Dataset items:
<<<<

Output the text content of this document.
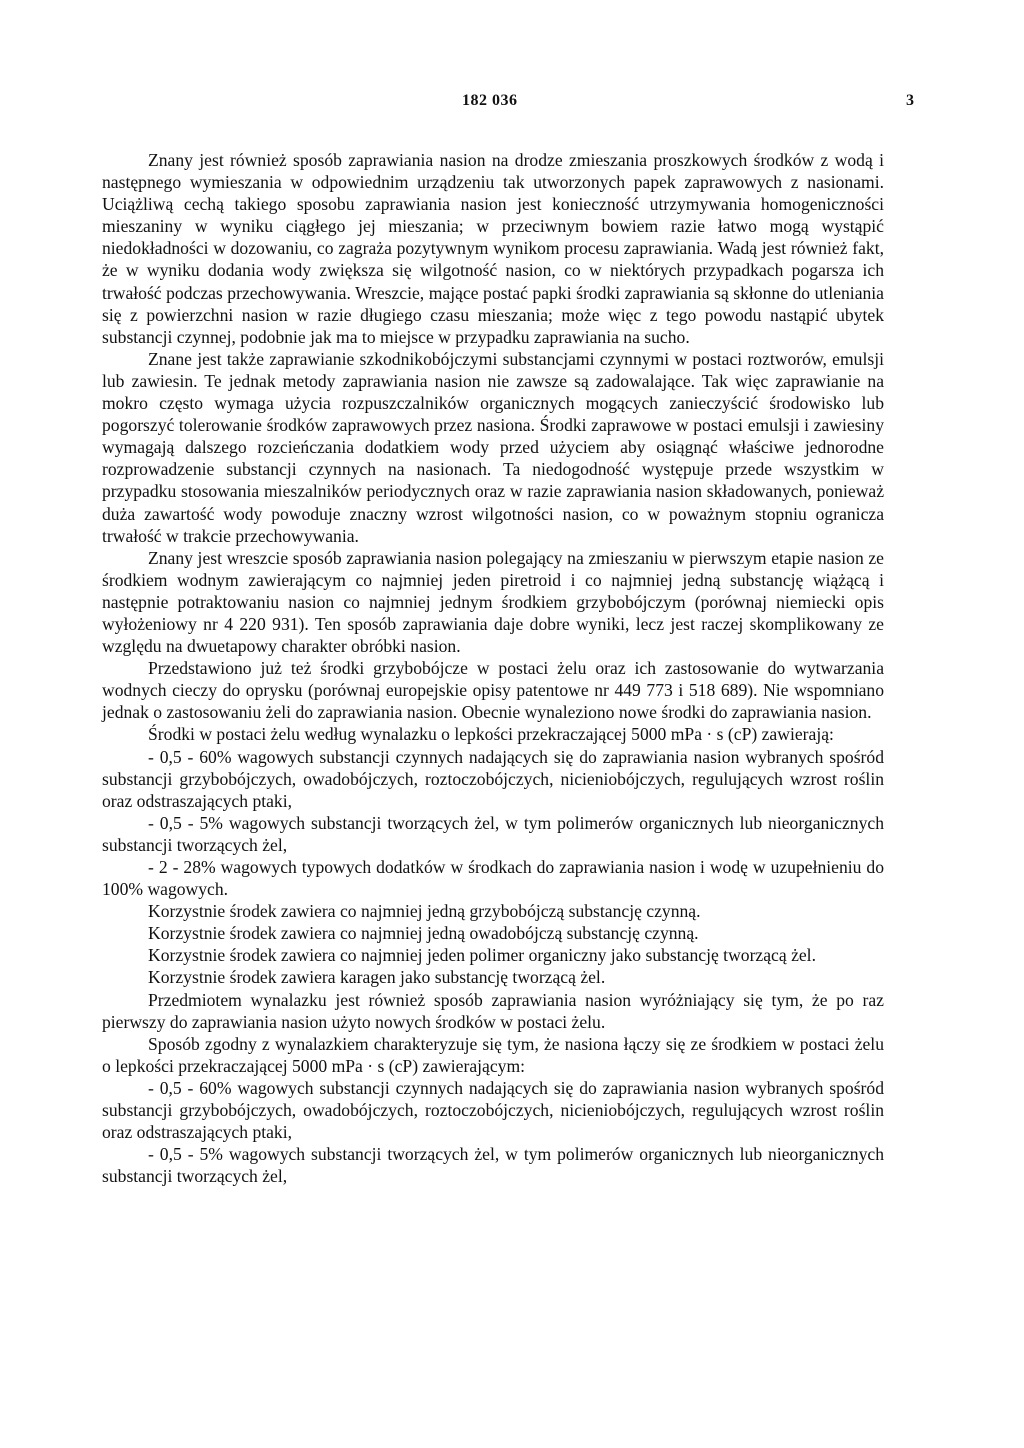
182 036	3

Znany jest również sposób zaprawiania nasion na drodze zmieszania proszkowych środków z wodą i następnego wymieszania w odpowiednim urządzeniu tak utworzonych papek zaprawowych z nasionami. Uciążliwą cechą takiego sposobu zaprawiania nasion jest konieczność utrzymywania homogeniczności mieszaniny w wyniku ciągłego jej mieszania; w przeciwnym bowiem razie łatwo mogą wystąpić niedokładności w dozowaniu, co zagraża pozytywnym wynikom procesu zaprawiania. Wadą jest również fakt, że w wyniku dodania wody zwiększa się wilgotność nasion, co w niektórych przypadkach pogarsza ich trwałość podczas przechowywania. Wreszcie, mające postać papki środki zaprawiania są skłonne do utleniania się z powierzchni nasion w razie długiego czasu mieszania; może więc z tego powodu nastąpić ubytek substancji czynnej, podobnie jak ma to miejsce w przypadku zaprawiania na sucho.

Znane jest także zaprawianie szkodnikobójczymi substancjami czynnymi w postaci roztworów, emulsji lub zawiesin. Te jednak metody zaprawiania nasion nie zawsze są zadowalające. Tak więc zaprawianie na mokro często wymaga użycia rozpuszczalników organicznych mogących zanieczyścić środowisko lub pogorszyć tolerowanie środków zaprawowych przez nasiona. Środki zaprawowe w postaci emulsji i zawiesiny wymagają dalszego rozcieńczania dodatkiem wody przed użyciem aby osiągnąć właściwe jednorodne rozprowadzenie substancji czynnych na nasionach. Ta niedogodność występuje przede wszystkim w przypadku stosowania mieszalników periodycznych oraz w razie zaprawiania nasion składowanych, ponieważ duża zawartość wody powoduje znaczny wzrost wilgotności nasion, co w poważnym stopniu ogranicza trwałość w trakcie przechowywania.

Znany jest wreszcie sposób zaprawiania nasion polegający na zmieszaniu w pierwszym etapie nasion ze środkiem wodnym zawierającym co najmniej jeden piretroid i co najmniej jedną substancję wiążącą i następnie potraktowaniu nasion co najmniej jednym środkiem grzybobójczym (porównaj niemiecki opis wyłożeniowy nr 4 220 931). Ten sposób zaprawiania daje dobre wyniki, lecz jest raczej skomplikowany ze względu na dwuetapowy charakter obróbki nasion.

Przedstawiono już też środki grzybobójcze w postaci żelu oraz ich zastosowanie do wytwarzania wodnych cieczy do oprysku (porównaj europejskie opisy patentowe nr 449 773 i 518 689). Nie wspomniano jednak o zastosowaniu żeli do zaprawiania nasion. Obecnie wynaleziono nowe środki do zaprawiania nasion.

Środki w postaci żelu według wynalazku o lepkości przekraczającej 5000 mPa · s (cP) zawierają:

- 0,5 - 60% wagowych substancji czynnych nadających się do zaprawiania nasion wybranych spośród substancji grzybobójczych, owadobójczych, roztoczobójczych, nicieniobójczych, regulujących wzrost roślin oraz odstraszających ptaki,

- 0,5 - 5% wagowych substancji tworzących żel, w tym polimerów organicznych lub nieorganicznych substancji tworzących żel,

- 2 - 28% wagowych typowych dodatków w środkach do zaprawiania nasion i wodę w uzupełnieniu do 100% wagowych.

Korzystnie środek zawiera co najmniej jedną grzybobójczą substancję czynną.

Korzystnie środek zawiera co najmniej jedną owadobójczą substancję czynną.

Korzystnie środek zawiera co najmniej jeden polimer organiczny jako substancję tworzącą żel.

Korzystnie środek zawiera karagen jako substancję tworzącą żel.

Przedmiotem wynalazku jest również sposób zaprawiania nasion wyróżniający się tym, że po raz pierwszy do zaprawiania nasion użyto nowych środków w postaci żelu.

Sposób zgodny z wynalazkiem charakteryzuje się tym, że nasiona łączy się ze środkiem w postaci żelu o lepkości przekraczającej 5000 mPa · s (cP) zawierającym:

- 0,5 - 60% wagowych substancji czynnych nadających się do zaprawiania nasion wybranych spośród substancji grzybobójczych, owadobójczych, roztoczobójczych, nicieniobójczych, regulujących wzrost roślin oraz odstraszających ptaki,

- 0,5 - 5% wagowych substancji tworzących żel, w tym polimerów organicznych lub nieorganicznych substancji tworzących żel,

>>>>
<<<<

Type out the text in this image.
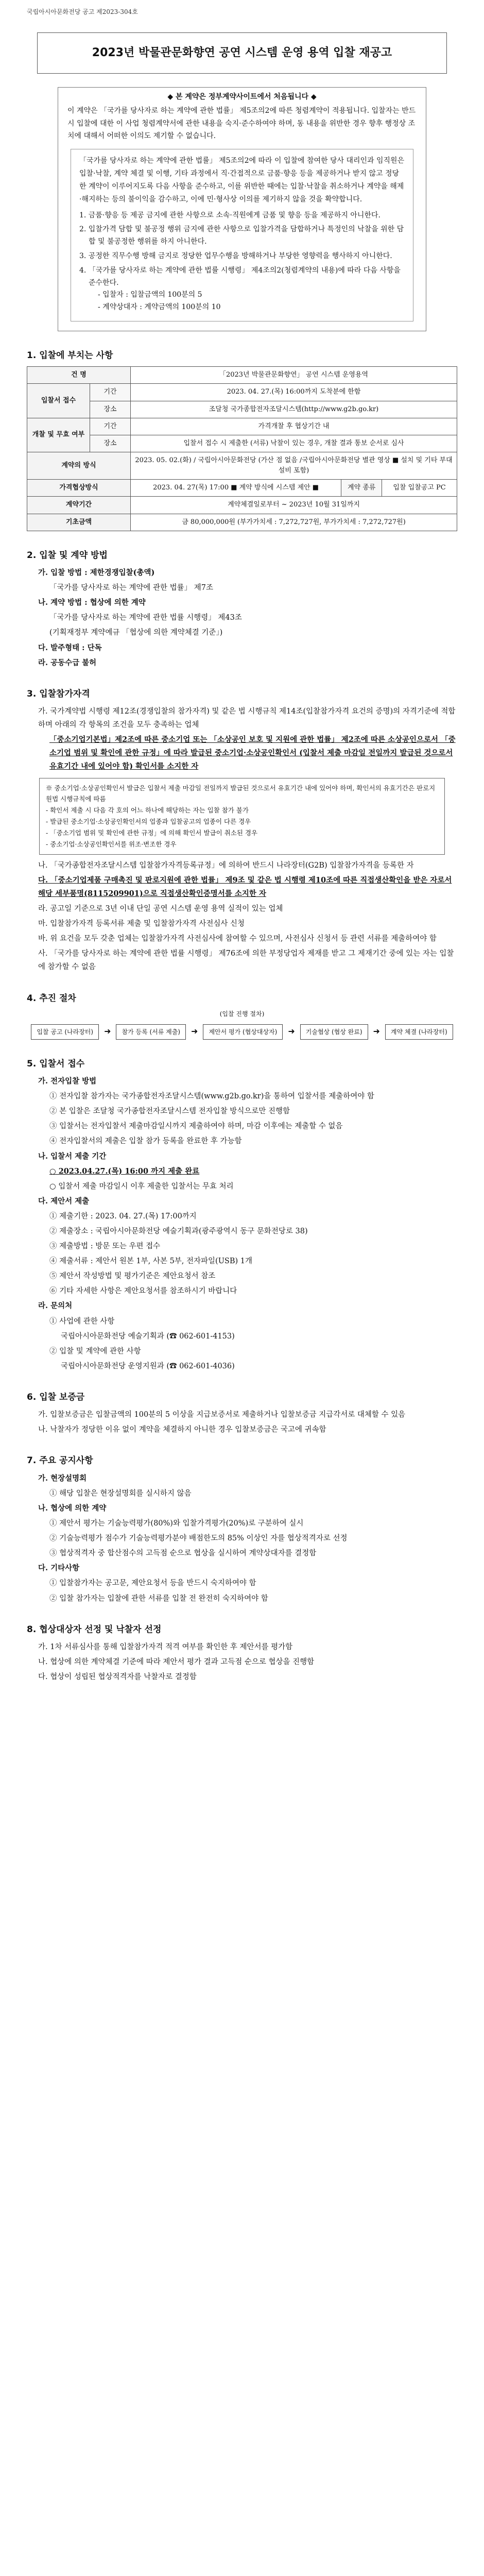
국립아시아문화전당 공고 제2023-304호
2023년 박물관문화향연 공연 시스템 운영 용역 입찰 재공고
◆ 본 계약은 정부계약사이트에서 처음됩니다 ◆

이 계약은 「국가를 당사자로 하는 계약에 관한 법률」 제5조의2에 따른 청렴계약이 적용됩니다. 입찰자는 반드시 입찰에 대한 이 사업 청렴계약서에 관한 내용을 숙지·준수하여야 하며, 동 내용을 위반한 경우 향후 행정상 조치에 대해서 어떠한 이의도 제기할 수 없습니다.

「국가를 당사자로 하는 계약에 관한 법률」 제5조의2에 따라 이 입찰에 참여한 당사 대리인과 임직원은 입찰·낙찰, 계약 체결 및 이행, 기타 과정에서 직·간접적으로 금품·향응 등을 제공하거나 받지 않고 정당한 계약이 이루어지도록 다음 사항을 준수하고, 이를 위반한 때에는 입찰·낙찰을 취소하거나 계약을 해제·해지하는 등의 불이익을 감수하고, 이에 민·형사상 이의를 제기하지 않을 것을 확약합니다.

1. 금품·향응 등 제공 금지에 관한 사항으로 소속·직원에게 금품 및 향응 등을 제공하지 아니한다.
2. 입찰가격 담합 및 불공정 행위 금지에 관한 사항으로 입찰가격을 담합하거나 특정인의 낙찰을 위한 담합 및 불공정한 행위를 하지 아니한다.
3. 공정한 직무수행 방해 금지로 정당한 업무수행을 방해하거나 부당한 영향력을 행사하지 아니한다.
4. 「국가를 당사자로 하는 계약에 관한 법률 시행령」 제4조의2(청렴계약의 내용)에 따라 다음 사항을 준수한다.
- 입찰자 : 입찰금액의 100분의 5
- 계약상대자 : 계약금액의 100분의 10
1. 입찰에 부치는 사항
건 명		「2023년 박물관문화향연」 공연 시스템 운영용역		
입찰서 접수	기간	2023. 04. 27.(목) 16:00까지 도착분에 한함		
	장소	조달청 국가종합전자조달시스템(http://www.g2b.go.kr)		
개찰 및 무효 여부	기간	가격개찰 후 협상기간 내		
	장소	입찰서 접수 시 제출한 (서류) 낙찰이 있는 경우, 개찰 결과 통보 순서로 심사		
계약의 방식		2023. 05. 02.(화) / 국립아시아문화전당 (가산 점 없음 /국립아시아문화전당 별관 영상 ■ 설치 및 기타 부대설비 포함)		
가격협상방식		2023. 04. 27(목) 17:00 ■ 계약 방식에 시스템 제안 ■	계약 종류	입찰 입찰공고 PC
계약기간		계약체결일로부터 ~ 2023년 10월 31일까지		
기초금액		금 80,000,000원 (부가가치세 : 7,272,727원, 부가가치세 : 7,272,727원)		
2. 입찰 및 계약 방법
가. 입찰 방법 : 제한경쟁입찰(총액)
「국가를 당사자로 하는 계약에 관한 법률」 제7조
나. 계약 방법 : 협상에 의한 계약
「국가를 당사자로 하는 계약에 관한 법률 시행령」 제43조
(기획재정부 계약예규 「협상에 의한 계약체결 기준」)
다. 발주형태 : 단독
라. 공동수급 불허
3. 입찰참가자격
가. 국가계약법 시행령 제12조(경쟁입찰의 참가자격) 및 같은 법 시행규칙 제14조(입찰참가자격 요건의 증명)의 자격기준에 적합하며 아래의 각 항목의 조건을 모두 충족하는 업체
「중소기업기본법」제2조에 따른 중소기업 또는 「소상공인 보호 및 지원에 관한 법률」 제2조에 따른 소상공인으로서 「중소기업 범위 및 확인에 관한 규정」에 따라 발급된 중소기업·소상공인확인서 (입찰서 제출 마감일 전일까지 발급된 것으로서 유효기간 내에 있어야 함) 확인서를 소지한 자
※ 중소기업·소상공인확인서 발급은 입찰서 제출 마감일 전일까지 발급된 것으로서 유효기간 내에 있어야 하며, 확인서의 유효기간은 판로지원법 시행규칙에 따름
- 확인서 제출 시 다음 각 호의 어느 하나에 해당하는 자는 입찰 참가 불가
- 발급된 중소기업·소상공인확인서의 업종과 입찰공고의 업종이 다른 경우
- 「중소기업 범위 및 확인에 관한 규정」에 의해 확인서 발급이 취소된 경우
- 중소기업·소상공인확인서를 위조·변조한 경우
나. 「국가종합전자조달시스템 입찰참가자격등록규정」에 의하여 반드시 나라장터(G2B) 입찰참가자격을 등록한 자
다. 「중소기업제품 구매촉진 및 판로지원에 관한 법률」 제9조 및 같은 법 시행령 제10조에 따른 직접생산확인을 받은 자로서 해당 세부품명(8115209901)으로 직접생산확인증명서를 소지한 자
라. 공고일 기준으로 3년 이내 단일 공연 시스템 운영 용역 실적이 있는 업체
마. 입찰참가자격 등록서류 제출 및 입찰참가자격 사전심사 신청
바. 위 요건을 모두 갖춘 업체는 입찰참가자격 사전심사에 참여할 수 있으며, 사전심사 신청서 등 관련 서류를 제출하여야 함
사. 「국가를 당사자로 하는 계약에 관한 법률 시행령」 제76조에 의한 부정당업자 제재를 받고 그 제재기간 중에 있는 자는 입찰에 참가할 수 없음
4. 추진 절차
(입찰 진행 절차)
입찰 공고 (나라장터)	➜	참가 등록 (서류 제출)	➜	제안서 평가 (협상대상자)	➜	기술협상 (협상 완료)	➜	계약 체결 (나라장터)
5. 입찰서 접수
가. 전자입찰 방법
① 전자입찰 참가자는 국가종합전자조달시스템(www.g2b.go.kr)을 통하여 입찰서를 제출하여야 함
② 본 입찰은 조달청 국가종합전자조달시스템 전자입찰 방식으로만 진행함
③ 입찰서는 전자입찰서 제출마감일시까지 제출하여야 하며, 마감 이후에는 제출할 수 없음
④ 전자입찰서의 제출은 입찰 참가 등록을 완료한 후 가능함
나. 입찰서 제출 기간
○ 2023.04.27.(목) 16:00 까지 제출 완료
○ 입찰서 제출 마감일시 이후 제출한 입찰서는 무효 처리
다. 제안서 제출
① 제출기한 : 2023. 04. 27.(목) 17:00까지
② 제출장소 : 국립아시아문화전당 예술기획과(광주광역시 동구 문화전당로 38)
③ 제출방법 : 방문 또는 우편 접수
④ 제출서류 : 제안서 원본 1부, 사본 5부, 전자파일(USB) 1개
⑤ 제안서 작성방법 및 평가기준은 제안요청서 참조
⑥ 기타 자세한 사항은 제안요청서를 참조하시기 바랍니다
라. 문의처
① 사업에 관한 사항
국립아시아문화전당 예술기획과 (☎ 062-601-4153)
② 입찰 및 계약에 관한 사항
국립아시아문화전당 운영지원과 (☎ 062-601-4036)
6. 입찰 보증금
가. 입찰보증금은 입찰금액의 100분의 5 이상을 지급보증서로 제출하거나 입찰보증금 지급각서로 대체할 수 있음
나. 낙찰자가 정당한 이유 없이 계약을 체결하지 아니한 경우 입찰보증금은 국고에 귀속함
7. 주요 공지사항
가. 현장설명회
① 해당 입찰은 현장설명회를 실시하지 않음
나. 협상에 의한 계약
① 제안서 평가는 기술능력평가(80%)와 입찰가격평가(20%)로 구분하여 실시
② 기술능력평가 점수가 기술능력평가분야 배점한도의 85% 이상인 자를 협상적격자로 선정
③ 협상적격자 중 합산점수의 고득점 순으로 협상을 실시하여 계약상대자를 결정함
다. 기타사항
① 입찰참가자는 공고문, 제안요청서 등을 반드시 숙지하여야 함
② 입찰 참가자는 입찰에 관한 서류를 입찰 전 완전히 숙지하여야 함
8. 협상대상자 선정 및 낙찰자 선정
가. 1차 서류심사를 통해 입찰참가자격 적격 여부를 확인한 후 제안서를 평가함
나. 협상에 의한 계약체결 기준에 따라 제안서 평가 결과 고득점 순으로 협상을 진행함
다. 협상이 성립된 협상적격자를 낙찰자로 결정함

>>>>

> [AIM]
Show all lines from the records above where the word "당사자로" occurs.

> [FULL RESPONSE]
이 계약은 「국가를 당사자로 하는 계약에 관한 법률」 제5조의2에 따른 청렴계약이 적용됩니다. 입찰자는 반드시 입찰에 대한 이 사업 청렴계약서에 관한 내용을 숙지·준수하여야 하며, 동 내용을 위반한 경우 향후 행정상 조치에 대해서 어떠한 이의도 제기할 수 없습니다.
「국가를 당사자로 하는 계약에 관한 법률」 제5조의2에 따라 이 입찰에 참여한 당사 대리인과 임직원은 입찰·낙찰, 계약 체결 및 이행, 기타 과정에서 직·간접적으로 금품·향응 등을 제공하거나 받지 않고 정당한 계약이 이루어지도록 다음 사항을 준수하고, 이를 위반한 때에는 입찰·낙찰을 취소하거나 계약을 해제·해지하는 등의 불이익을 감수하고, 이에 민·형사상 이의를 제기하지 않을 것을 확약합니다.
4. 「국가를 당사자로 하는 계약에 관한 법률 시행령」 제4조의2(청렴계약의 내용)에 따라 다음 사항을 준수한다.
「국가를 당사자로 하는 계약에 관한 법률」 제7조
「국가를 당사자로 하는 계약에 관한 법률 시행령」 제43조
사. 「국가를 당사자로 하는 계약에 관한 법률 시행령」 제76조에 의한 부정당업자 제재를 받고 그 제재기간 중에 있는 자는 입찰에 참가할 수 없음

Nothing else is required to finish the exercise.